● **PASSAGE TO READ**:
* * *

# Cherry shrimp deaths



## lamyfung

Today is the 4th day I've got the cherries into my new tank and I just found a couple of dead shimps  My tank is cycled for over a month with household ammonia. test results Ammonia 0 Nitrite 0 nitrate 10ppm pH6.5. Is it normal to have shimp deaths when introduced to new tank or is something wrong ? the rest of the shrimps look healthy to me but this is my first time having shrimps so I can't be 100% sure. Tank is a 10G planted and shrimp only with some baby snails


----------



## MadgicBug

Depending where you got your shrimps from as it could be PH shock. Cherries are pretty tough.


----------



## AvianAquatics

Might not necessarily be a pH shock but I think it's probably stress. Once I got 10 Crystal Reds from the pet shop with them lots dying in the tanks and 7 died within the first month and total death of 8 by the second month. Then when I shipped some CRS from Vancouver and left them in the central mailbox overnight in -5-10C weather and all 10 died within 2 month again. So maybe you put them under stress when bringing them in? Like leaving in the car too long or not properly accumulated before introducing?

* * *

● **WORK TO BE COMPLETED**: Reproduce the forum thread on cherry shrimp deaths in full, word for word.

* * *

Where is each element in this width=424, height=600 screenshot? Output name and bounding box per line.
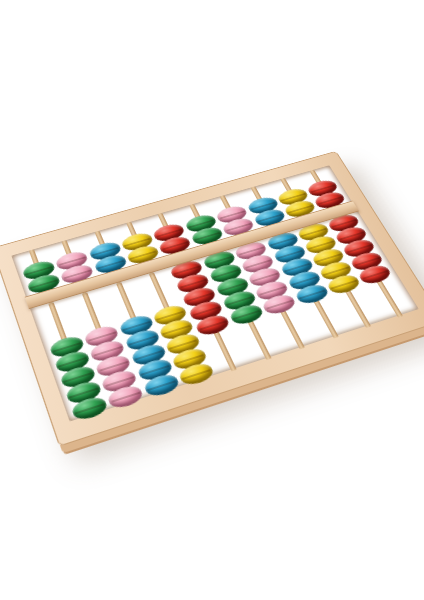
abacus-frame-opening	[11, 165, 418, 421]
product-photo	[0, 0, 424, 600]
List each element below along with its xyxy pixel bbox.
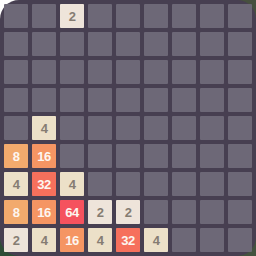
cell-r7c7 <box>200 200 224 224</box>
tile-2: 2 <box>60 4 84 28</box>
cell-r0c7 <box>200 4 224 28</box>
tile-32: 32 <box>32 172 56 196</box>
tile-64: 64 <box>60 200 84 224</box>
cell-r0c1 <box>32 4 56 28</box>
cell-r1c0 <box>4 32 28 56</box>
cell-r4c1: 4 <box>32 116 56 140</box>
cell-r8c0: 2 <box>4 228 28 252</box>
cell-r5c3 <box>88 144 112 168</box>
cell-r6c1: 32 <box>32 172 56 196</box>
tile-2: 2 <box>88 200 112 224</box>
cell-r4c2 <box>60 116 84 140</box>
cell-r5c1: 16 <box>32 144 56 168</box>
cell-r0c6 <box>172 4 196 28</box>
cell-r3c4 <box>116 88 140 112</box>
cell-r8c6 <box>172 228 196 252</box>
cell-r2c1 <box>32 60 56 84</box>
cell-r2c5 <box>144 60 168 84</box>
tile-2: 2 <box>116 200 140 224</box>
cell-r7c3: 2 <box>88 200 112 224</box>
tile-32: 32 <box>116 228 140 252</box>
cell-r1c3 <box>88 32 112 56</box>
cell-r0c2: 2 <box>60 4 84 28</box>
cell-r5c0: 8 <box>4 144 28 168</box>
cell-r4c4 <box>116 116 140 140</box>
tile-2: 2 <box>4 228 28 252</box>
board-2048[interactable]: 248164324816642224164324 <box>0 0 256 256</box>
cell-r1c7 <box>200 32 224 56</box>
cell-r0c4 <box>116 4 140 28</box>
cell-r1c4 <box>116 32 140 56</box>
cell-r2c4 <box>116 60 140 84</box>
cell-r6c3 <box>88 172 112 196</box>
cell-r1c1 <box>32 32 56 56</box>
cell-r0c3 <box>88 4 112 28</box>
cell-r2c6 <box>172 60 196 84</box>
game-screen: 248164324816642224164324 <box>0 0 256 256</box>
cell-r3c2 <box>60 88 84 112</box>
cell-r7c4: 2 <box>116 200 140 224</box>
cell-r2c2 <box>60 60 84 84</box>
cell-r7c1: 16 <box>32 200 56 224</box>
cell-r4c3 <box>88 116 112 140</box>
cell-r3c3 <box>88 88 112 112</box>
cell-r3c6 <box>172 88 196 112</box>
cell-r8c2: 16 <box>60 228 84 252</box>
tile-4: 4 <box>144 228 168 252</box>
cell-r5c2 <box>60 144 84 168</box>
tile-16: 16 <box>60 228 84 252</box>
cell-r3c5 <box>144 88 168 112</box>
cell-r5c8 <box>228 144 252 168</box>
tile-16: 16 <box>32 200 56 224</box>
cell-r2c7 <box>200 60 224 84</box>
tile-16: 16 <box>32 144 56 168</box>
cell-r7c0: 8 <box>4 200 28 224</box>
cell-r3c0 <box>4 88 28 112</box>
cell-r3c7 <box>200 88 224 112</box>
cell-r6c8 <box>228 172 252 196</box>
tile-4: 4 <box>32 116 56 140</box>
cell-r4c0 <box>4 116 28 140</box>
tile-4: 4 <box>88 228 112 252</box>
cell-r7c6 <box>172 200 196 224</box>
tile-4: 4 <box>4 172 28 196</box>
cell-r6c2: 4 <box>60 172 84 196</box>
cell-r0c5 <box>144 4 168 28</box>
cell-r4c8 <box>228 116 252 140</box>
cell-r5c6 <box>172 144 196 168</box>
tile-8: 8 <box>4 144 28 168</box>
cell-r6c0: 4 <box>4 172 28 196</box>
cell-r5c5 <box>144 144 168 168</box>
tile-grid: 248164324816642224164324 <box>4 4 252 252</box>
cell-r1c8 <box>228 32 252 56</box>
cell-r2c0 <box>4 60 28 84</box>
cell-r6c6 <box>172 172 196 196</box>
cell-r1c5 <box>144 32 168 56</box>
cell-r2c8 <box>228 60 252 84</box>
tile-4: 4 <box>60 172 84 196</box>
cell-r7c5 <box>144 200 168 224</box>
cell-r6c7 <box>200 172 224 196</box>
cell-r4c7 <box>200 116 224 140</box>
cell-r5c7 <box>200 144 224 168</box>
cell-r8c5: 4 <box>144 228 168 252</box>
cell-r5c4 <box>116 144 140 168</box>
tile-4: 4 <box>32 228 56 252</box>
cell-r3c8 <box>228 88 252 112</box>
cell-r4c6 <box>172 116 196 140</box>
cell-r8c7 <box>200 228 224 252</box>
cell-r7c2: 64 <box>60 200 84 224</box>
cell-r4c5 <box>144 116 168 140</box>
cell-r2c3 <box>88 60 112 84</box>
cell-r3c1 <box>32 88 56 112</box>
cell-r7c8 <box>228 200 252 224</box>
cell-r0c8 <box>228 4 252 28</box>
cell-r8c4: 32 <box>116 228 140 252</box>
cell-r8c8 <box>228 228 252 252</box>
cell-r0c0 <box>4 4 28 28</box>
cell-r8c3: 4 <box>88 228 112 252</box>
cell-r1c6 <box>172 32 196 56</box>
cell-r8c1: 4 <box>32 228 56 252</box>
cell-r6c5 <box>144 172 168 196</box>
tile-8: 8 <box>4 200 28 224</box>
cell-r6c4 <box>116 172 140 196</box>
cell-r1c2 <box>60 32 84 56</box>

* * *

● **SOLUTION FOR THIS TASK**:
# Cherry shrimp deaths



## lamyfung

Today is the 4th day I've got the cherries into my new tank and I just found a couple of dead shimps  My tank is cycled for over a month with household ammonia. test results Ammonia 0 Nitrite 0 nitrate 10ppm pH6.5. Is it normal to have shimp deaths when introduced to new tank or is something wrong ? the rest of the shrimps look healthy to me but this is my first time having shrimps so I can't be 100% sure. Tank is a 10G planted and shrimp only with some baby snails


----------



## MadgicBug

Depending where you got your shrimps from as it could be PH shock. Cherries are pretty tough.


----------



## AvianAquatics

Might not necessarily be a pH shock but I think it's probably stress. Once I got 10 Crystal Reds from the pet shop with them lots dying in the tanks and 7 died within the first month and total death of 8 by the second month. Then when I shipped some CRS from Vancouver and left them in the central mailbox overnight in -5-10C weather and all 10 died within 2 month again. So maybe you put them under stress when bringing them in? Like leaving in the car too long or not properly accumulated before introducing?